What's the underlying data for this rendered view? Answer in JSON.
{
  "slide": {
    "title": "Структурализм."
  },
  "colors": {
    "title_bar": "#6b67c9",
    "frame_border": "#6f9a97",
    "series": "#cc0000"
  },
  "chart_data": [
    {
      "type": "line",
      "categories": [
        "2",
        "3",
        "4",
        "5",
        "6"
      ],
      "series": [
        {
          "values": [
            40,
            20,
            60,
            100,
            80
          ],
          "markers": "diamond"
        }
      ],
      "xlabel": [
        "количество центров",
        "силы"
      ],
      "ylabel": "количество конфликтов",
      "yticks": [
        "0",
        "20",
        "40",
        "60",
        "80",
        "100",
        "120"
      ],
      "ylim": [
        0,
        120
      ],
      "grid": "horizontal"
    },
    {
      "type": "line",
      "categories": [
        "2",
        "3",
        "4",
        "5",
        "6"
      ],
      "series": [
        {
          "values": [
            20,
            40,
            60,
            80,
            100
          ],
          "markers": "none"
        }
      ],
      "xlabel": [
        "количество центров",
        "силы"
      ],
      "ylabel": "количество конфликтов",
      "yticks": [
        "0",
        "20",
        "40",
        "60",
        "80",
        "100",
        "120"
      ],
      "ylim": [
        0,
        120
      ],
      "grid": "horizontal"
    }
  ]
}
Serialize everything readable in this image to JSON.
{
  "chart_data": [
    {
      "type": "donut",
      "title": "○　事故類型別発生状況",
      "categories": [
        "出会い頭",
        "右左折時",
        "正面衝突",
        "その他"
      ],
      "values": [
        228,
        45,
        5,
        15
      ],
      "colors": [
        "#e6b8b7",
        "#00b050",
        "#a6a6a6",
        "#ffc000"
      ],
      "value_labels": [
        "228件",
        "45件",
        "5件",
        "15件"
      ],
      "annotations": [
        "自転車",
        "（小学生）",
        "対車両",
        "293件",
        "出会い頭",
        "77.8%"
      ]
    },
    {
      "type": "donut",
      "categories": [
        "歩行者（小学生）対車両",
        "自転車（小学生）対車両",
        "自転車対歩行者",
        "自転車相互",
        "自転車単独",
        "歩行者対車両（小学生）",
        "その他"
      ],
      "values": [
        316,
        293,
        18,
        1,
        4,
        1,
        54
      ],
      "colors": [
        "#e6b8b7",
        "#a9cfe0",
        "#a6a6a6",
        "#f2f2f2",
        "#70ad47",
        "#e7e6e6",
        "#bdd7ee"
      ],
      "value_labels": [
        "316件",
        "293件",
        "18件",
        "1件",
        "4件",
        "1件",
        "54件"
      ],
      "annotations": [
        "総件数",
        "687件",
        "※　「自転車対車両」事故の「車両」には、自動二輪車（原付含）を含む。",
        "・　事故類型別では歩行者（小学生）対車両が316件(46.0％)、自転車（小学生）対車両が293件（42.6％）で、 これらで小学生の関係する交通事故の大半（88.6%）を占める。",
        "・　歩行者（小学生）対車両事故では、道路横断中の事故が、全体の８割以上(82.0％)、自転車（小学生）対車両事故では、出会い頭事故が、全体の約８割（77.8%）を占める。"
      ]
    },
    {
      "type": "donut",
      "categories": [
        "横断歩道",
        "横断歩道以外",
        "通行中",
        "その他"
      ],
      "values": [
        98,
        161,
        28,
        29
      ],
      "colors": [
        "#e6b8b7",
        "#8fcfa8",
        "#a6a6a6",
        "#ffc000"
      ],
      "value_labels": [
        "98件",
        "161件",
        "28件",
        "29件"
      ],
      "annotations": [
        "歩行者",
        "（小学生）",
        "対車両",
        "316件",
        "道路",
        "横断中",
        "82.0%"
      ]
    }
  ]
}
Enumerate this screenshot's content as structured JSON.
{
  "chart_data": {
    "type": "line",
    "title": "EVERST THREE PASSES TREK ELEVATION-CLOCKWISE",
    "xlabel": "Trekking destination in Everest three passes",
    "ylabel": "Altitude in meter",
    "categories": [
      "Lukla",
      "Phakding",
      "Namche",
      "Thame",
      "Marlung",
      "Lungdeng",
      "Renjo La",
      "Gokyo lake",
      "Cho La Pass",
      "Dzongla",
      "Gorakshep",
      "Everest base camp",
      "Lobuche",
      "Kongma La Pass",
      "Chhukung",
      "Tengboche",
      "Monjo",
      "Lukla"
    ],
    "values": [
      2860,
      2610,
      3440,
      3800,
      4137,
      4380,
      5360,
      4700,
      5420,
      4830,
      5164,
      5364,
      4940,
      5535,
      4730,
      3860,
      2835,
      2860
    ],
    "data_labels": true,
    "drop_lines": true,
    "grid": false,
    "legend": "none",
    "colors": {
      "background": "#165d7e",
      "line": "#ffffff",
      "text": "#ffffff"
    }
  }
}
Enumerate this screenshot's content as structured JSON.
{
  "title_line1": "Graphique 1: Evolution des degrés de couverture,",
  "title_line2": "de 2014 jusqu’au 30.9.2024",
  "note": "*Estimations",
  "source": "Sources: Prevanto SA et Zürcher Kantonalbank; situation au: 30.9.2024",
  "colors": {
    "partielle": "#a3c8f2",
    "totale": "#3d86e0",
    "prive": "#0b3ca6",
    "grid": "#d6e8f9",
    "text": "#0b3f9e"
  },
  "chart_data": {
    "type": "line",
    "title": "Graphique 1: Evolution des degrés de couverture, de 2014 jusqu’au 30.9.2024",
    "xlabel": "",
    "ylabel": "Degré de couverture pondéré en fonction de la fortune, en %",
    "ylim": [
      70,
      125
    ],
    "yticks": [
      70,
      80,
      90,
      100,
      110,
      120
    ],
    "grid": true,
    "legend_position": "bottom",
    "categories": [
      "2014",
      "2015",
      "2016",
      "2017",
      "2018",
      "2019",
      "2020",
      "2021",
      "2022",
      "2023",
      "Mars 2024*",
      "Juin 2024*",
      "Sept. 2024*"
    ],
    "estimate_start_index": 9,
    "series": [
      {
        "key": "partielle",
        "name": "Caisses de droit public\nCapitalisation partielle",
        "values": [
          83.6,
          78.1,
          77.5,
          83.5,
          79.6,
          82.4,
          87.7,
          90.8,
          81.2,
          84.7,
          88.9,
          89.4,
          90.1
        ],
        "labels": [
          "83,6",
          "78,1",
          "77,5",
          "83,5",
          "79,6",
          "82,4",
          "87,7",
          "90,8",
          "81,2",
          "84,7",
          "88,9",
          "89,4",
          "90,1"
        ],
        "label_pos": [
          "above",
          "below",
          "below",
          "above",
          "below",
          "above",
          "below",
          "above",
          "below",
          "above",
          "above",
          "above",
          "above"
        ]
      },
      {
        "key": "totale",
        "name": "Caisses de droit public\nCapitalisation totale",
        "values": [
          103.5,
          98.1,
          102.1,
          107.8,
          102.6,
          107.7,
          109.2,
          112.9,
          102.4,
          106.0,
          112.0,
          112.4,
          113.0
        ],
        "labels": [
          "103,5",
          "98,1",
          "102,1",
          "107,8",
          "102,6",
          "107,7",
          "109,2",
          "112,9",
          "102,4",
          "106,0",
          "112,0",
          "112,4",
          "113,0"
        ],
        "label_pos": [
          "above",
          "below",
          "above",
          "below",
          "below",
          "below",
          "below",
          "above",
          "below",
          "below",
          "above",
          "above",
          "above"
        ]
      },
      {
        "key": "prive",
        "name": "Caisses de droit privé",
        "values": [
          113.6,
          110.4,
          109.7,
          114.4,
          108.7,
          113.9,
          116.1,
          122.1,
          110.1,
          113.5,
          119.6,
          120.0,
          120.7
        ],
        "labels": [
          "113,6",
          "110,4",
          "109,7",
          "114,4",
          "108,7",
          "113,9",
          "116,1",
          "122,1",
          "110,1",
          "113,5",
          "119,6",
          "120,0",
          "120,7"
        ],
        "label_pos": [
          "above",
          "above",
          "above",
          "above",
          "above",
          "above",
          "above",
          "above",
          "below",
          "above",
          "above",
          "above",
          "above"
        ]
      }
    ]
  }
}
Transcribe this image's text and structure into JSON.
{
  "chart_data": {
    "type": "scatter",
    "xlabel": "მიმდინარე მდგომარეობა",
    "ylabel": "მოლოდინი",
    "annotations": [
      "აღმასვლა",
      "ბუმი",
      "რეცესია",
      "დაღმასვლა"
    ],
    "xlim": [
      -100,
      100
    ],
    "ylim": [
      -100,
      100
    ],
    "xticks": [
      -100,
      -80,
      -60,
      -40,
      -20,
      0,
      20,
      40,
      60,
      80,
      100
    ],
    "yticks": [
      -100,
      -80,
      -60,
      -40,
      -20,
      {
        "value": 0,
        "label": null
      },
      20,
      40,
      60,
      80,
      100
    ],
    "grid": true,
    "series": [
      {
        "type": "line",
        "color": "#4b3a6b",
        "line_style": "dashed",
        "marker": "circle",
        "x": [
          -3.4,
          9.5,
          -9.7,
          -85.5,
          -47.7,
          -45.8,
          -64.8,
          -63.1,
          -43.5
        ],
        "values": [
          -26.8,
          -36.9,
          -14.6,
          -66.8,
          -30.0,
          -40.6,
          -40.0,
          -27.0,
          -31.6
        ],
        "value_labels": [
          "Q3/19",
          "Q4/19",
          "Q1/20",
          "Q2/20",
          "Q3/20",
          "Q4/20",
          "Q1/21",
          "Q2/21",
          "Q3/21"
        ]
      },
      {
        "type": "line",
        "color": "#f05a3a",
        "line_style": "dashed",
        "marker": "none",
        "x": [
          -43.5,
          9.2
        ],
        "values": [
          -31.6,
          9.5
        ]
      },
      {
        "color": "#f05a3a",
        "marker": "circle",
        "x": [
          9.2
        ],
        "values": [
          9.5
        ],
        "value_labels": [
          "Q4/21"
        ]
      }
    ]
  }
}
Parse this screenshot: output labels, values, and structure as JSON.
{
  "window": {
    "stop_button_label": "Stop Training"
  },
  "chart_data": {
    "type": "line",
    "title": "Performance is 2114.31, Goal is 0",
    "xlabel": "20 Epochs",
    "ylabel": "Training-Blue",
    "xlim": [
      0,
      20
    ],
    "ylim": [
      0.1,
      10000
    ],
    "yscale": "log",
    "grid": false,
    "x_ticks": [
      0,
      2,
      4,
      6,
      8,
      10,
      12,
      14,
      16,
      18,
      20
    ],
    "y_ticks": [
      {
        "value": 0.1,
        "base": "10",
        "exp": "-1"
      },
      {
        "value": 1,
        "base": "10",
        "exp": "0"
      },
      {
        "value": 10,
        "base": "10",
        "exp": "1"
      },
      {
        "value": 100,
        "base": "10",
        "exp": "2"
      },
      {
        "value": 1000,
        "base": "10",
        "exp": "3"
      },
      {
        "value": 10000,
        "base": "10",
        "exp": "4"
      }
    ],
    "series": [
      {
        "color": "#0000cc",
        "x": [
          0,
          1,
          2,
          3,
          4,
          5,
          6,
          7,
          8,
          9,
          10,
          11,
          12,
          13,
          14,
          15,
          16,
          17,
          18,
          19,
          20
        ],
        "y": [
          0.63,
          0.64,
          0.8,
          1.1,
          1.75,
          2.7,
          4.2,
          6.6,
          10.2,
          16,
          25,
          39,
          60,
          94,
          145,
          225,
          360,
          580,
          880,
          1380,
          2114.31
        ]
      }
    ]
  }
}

════════════════

▶ [WHAT TO WORK ON] Transcribe, word for word, every line from the one containing "Parse this screenshot: output" through the final line of the entries, and nothing else.

▶ [WRITTEN ANSWER]
Parse this screenshot: output labels, values, and structure as JSON.
{
  "window": {
    "stop_button_label": "Stop Training"
  },
  "chart_data": {
    "type": "line",
    "title": "Performance is 2114.31, Goal is 0",
    "xlabel": "20 Epochs",
    "ylabel": "Training-Blue",
    "xlim": [
      0,
      20
    ],
    "ylim": [
      0.1,
      10000
    ],
    "yscale": "log",
    "grid": false,
    "x_ticks": [
      0,
      2,
      4,
      6,
      8,
      10,
      12,
      14,
      16,
      18,
      20
    ],
    "y_ticks": [
      {
        "value": 0.1,
        "base": "10",
        "exp": "-1"
      },
      {
        "value": 1,
        "base": "10",
        "exp": "0"
      },
      {
        "value": 10,
        "base": "10",
        "exp": "1"
      },
      {
        "value": 100,
        "base": "10",
        "exp": "2"
      },
      {
        "value": 1000,
        "base": "10",
        "exp": "3"
      },
      {
        "value": 10000,
        "base": "10",
        "exp": "4"
      }
    ],
    "series": [
      {
        "color": "#0000cc",
        "x": [
          0,
          1,
          2,
          3,
          4,
          5,
          6,
          7,
          8,
          9,
          10,
          11,
          12,
          13,
          14,
          15,
          16,
          17,
          18,
          19,
          20
        ],
        "y": [
          0.63,
          0.64,
          0.8,
          1.1,
          1.75,
          2.7,
          4.2,
          6.6,
          10.2,
          16,
          25,
          39,
          60,
          94,
          145,
          225,
          360,
          580,
          880,
          1380,
          2114.31
        ]
      }
    ]
  }
}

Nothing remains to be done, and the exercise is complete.